Directions: Give an exact transcription of every line, dropping the images.

The records:

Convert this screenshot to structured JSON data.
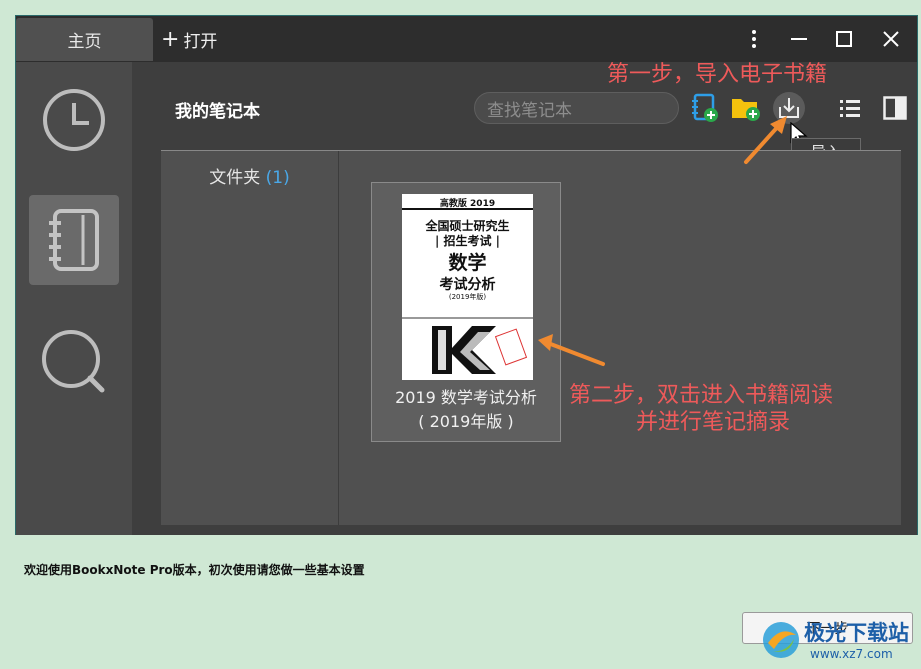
{
  "titlebar": {
    "home_tab": "主页",
    "open_tab": "打开",
    "open_plus": "+"
  },
  "main": {
    "notebook_title": "我的笔记本",
    "search_placeholder": "查找笔记本",
    "tooltip_import": "导入",
    "folder_label": "文件夹",
    "folder_count": "(1)"
  },
  "book": {
    "title_line1": "2019 数学考试分析",
    "title_line2": "( 2019年版 )",
    "cover_edition": "高教版 2019",
    "cover_line1": "全国硕士研究生",
    "cover_line2": "| 招生考试 |",
    "cover_subject": "数学",
    "cover_title": "考试分析",
    "cover_year": "(2019年版)"
  },
  "annotations": {
    "step1": "第一步，导入电子书籍",
    "step2_line1": "第二步，双击进入书籍阅读",
    "step2_line2": "并进行笔记摘录"
  },
  "footer": {
    "status": "欢迎使用BookxNote Pro版本，初次使用请您做一些基本设置",
    "next_button": "下一步"
  },
  "watermark": {
    "text": "极光下载站",
    "url": "www.xz7.com"
  },
  "colors": {
    "annotation": "#ee5a5a",
    "arrow": "#f08a30",
    "accent": "#4aa8e8",
    "background": "#cfe8d4"
  }
}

Reply:
Convert this screenshot to structured JSON data.
{
  "titlebar": {
    "home_tab": "主页",
    "open_tab": "打开",
    "open_plus": "+"
  },
  "main": {
    "notebook_title": "我的笔记本",
    "search_placeholder": "查找笔记本",
    "tooltip_import": "导入",
    "folder_label": "文件夹",
    "folder_count": "(1)"
  },
  "book": {
    "title_line1": "2019 数学考试分析",
    "title_line2": "( 2019年版 )",
    "cover_edition": "高教版 2019",
    "cover_line1": "全国硕士研究生",
    "cover_line2": "| 招生考试 |",
    "cover_subject": "数学",
    "cover_title": "考试分析",
    "cover_year": "(2019年版)"
  },
  "annotations": {
    "step1": "第一步，导入电子书籍",
    "step2_line1": "第二步，双击进入书籍阅读",
    "step2_line2": "并进行笔记摘录"
  },
  "footer": {
    "status": "欢迎使用BookxNote Pro版本，初次使用请您做一些基本设置",
    "next_button": "下一步"
  },
  "watermark": {
    "text": "极光下载站",
    "url": "www.xz7.com"
  },
  "colors": {
    "annotation": "#ee5a5a",
    "arrow": "#f08a30",
    "accent": "#4aa8e8",
    "background": "#cfe8d4"
  }
}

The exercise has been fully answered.